== 演習資料 ==

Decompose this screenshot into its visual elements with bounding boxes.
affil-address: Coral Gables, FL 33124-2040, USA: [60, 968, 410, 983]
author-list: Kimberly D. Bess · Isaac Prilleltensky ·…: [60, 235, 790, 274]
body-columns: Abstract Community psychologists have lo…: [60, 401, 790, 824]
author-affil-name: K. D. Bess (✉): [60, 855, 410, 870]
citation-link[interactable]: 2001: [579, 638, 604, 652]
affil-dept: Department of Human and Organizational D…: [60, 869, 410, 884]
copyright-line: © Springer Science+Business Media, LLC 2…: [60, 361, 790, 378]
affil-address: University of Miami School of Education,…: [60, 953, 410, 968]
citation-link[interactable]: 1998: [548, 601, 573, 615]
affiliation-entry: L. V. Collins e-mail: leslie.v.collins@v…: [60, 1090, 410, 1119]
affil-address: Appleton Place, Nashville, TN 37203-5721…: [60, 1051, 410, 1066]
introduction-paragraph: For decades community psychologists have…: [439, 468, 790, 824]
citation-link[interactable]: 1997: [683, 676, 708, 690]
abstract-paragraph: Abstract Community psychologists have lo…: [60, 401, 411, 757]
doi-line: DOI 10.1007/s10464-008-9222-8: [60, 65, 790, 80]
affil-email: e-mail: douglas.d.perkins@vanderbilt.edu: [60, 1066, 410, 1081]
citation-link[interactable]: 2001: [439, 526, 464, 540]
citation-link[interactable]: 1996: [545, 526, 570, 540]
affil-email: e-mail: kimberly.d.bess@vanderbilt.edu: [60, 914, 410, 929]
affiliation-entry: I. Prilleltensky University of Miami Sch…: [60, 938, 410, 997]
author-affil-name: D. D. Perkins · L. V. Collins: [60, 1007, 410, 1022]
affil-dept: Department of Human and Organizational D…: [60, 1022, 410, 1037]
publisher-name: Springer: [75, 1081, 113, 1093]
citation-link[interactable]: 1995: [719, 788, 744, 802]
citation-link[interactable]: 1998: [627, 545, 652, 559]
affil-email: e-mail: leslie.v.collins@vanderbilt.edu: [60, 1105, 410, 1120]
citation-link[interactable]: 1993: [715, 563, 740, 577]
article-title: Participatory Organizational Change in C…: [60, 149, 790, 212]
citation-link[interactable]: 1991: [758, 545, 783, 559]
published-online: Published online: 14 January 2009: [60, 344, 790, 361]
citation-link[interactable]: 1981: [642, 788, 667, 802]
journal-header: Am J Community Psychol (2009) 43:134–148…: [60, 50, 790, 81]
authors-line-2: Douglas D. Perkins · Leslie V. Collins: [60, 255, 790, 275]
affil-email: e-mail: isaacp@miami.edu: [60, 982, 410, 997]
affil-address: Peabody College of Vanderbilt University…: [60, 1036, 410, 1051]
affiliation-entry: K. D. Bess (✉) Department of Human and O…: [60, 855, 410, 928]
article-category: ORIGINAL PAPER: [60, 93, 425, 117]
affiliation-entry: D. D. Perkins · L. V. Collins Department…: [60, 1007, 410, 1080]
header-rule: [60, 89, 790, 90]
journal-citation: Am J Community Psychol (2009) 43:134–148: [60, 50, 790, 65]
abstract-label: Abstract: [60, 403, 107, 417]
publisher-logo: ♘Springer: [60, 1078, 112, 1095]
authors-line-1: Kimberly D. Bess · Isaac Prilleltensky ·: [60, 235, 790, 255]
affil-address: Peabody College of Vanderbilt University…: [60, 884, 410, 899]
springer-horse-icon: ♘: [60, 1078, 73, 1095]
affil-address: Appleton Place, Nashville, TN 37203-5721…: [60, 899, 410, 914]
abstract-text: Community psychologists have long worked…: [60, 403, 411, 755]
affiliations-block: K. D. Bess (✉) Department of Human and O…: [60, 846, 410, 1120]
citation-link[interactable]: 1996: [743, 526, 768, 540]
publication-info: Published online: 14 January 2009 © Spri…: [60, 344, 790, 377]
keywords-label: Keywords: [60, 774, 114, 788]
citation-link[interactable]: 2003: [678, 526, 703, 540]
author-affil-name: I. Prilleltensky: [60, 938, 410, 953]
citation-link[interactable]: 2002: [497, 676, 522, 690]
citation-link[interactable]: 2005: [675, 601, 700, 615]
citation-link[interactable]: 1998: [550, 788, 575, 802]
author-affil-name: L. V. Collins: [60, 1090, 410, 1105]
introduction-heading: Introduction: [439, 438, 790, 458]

===
== 演習資料 ==

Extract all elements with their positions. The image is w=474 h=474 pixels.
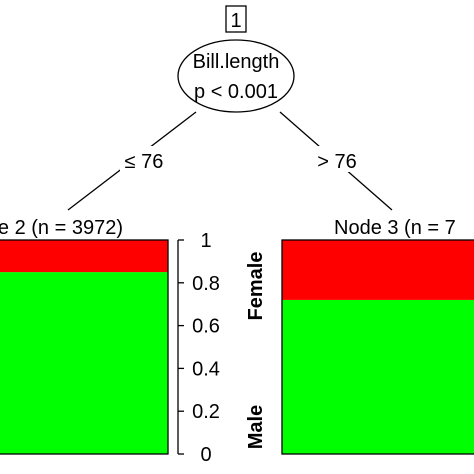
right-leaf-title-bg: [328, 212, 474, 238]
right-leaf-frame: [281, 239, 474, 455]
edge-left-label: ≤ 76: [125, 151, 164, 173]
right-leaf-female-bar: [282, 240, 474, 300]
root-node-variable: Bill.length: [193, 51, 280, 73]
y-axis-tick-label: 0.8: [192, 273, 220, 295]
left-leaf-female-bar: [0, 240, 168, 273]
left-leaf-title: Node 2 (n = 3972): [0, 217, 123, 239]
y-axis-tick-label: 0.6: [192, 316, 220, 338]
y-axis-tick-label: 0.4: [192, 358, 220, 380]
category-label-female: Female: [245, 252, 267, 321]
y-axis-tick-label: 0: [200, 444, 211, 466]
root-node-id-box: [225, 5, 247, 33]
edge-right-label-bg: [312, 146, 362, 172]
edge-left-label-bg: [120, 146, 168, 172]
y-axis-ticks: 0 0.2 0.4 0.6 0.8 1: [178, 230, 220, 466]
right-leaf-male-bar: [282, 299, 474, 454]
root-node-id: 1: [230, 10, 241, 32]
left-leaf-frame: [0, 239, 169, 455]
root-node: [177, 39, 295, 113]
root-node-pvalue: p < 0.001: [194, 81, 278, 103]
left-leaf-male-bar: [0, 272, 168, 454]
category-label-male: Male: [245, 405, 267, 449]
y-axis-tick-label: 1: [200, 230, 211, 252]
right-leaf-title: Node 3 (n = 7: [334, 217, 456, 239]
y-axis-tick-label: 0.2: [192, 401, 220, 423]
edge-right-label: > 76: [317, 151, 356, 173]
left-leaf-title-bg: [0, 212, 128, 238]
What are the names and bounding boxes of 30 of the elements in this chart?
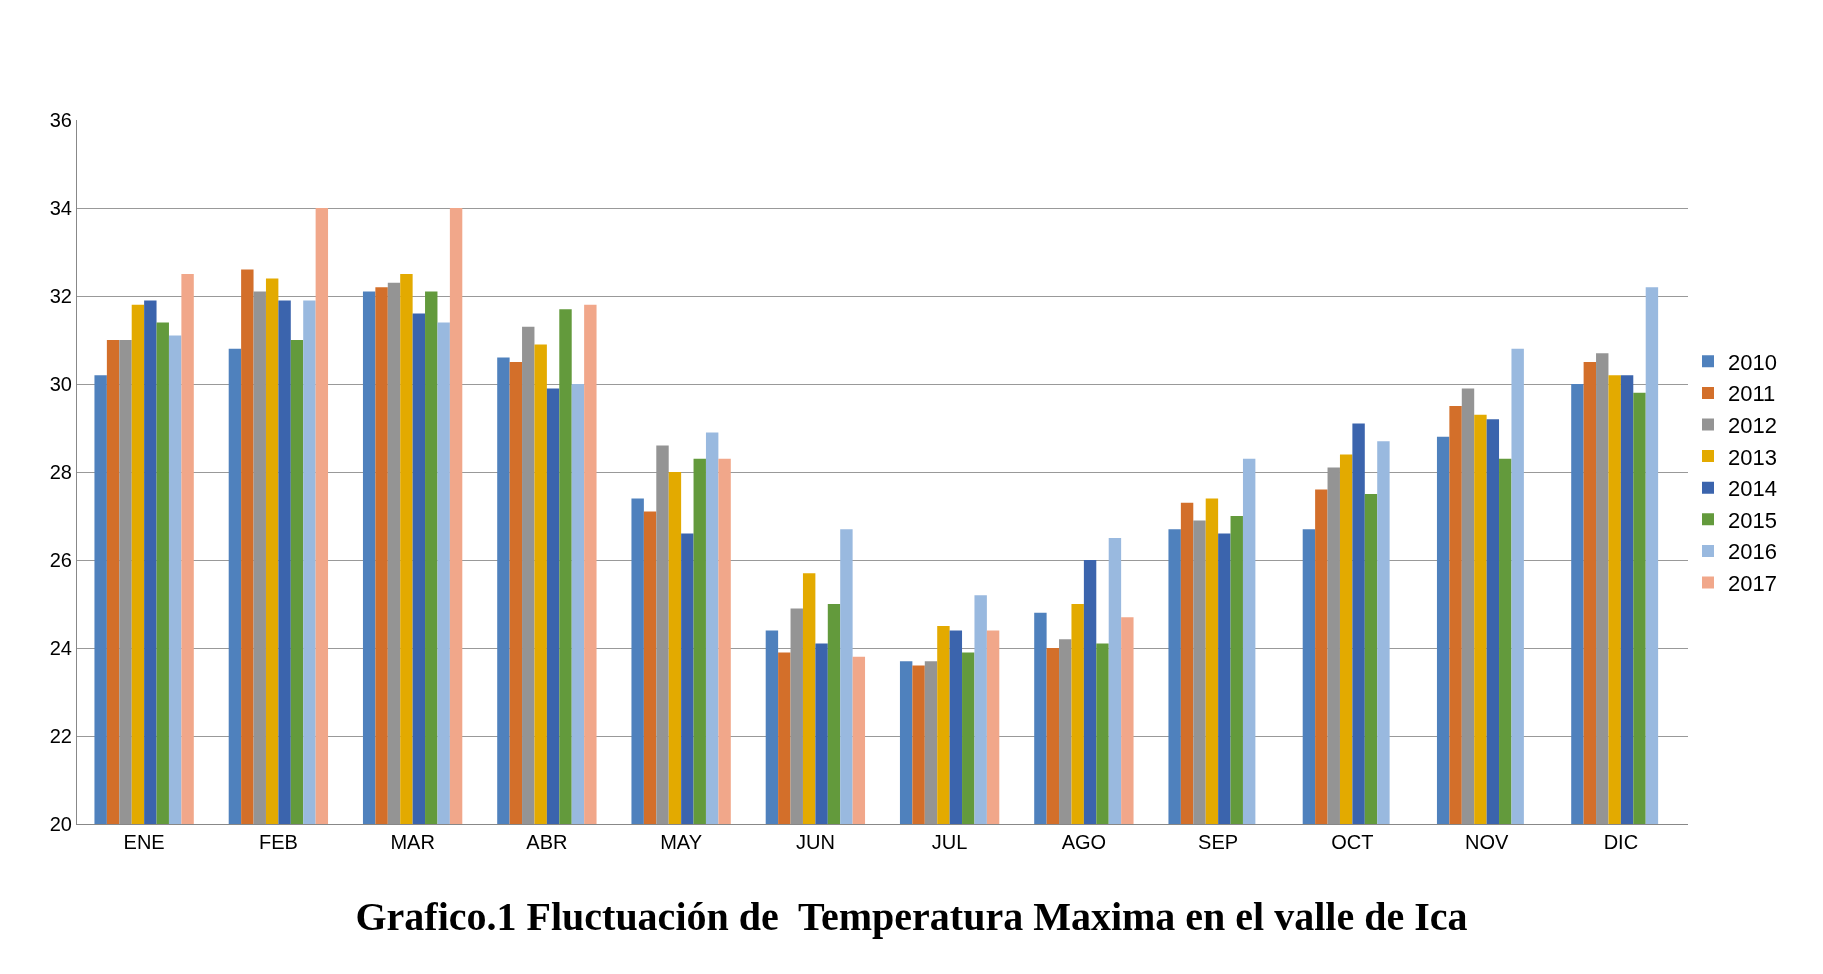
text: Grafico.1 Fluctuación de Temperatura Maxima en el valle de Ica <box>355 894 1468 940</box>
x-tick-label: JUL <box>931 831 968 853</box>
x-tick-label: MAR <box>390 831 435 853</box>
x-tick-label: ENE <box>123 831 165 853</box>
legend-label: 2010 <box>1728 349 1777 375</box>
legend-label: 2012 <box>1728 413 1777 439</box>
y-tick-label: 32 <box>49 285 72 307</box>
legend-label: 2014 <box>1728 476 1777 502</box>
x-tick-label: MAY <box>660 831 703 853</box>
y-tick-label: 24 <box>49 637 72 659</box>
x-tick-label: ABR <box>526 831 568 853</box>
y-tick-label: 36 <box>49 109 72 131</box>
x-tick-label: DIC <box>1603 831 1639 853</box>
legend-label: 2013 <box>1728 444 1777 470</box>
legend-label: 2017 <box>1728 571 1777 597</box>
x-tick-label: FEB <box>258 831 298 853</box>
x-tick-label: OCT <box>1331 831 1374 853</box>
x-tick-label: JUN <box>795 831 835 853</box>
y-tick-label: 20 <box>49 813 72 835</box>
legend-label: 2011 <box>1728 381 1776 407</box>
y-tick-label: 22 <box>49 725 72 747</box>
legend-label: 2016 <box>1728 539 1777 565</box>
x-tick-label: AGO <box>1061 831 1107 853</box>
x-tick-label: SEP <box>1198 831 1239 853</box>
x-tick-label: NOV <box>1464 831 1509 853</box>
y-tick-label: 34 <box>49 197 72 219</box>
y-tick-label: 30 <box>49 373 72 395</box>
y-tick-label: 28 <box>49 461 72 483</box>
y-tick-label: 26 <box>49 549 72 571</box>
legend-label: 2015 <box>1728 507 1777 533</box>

===

課題の目標 :: 上の記録のうち、「right-leaf-title-bg: [328, 212, 474, 238]」を含む行から始めて「What are the」を含む行で終わる部分を、一字も変えずにそのまま書き写しなさい。

課題の結果 ::
right-leaf-title-bg: [328, 212, 474, 238]
right-leaf-frame: [281, 239, 474, 455]
edge-left-label: ≤ 76: [125, 151, 164, 173]
right-leaf-female-bar: [282, 240, 474, 300]
root-node-variable: Bill.length: [193, 51, 280, 73]
y-axis-tick-label: 0.8: [192, 273, 220, 295]
left-leaf-female-bar: [0, 240, 168, 273]
left-leaf-title: Node 2 (n = 3972): [0, 217, 123, 239]
y-axis-tick-label: 0.6: [192, 316, 220, 338]
y-axis-tick-label: 0.4: [192, 358, 220, 380]
category-label-female: Female: [245, 252, 267, 321]
y-axis-tick-label: 0: [200, 444, 211, 466]
root-node-id-box: [225, 5, 247, 33]
edge-right-label-bg: [312, 146, 362, 172]
edge-left-label-bg: [120, 146, 168, 172]
y-axis-ticks: 0 0.2 0.4 0.6 0.8 1: [178, 230, 220, 466]
right-leaf-male-bar: [282, 299, 474, 454]
root-node-id: 1: [230, 10, 241, 32]
left-leaf-frame: [0, 239, 169, 455]
root-node: [177, 39, 295, 113]
root-node-pvalue: p < 0.001: [194, 81, 278, 103]
left-leaf-male-bar: [0, 272, 168, 454]
category-label-male: Male: [245, 405, 267, 449]
y-axis-tick-label: 1: [200, 230, 211, 252]
right-leaf-title: Node 3 (n = 7: [334, 217, 456, 239]
y-axis-tick-label: 0.2: [192, 401, 220, 423]
edge-right-label: > 76: [317, 151, 356, 173]
left-leaf-title-bg: [0, 212, 128, 238]
What are the names and bounding boxes of 30 of the elements in this chart?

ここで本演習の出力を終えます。